Entries from a dataset:
----------------------------------------

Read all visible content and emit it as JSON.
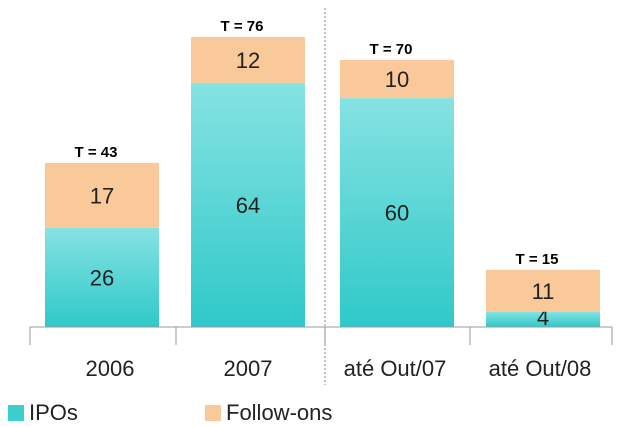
{
  "chart_data": {
    "type": "bar",
    "stacked": true,
    "categories": [
      "2006",
      "2007",
      "até Out/07",
      "até Out/08"
    ],
    "series": [
      {
        "name": "IPOs",
        "values": [
          26,
          64,
          60,
          4
        ],
        "color": "#3CCFCF"
      },
      {
        "name": "Follow-ons",
        "values": [
          17,
          12,
          10,
          11
        ],
        "color": "#FAC999"
      }
    ],
    "totals": [
      "T = 43",
      "T = 76",
      "T = 70",
      "T = 15"
    ],
    "title": "",
    "xlabel": "",
    "ylabel": "",
    "ylim": [
      0,
      76
    ],
    "grid": false,
    "legend": "bottom-left"
  }
}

----------------------------------------

**Task prompt**.
Leave the pictures out and reproduce all of the records exactly.

**Solution to this exercise**.
Read all visible content and emit it as JSON.
{
  "chart_data": {
    "type": "bar",
    "stacked": true,
    "categories": [
      "2006",
      "2007",
      "até Out/07",
      "até Out/08"
    ],
    "series": [
      {
        "name": "IPOs",
        "values": [
          26,
          64,
          60,
          4
        ],
        "color": "#3CCFCF"
      },
      {
        "name": "Follow-ons",
        "values": [
          17,
          12,
          10,
          11
        ],
        "color": "#FAC999"
      }
    ],
    "totals": [
      "T = 43",
      "T = 76",
      "T = 70",
      "T = 15"
    ],
    "title": "",
    "xlabel": "",
    "ylabel": "",
    "ylim": [
      0,
      76
    ],
    "grid": false,
    "legend": "bottom-left"
  }
}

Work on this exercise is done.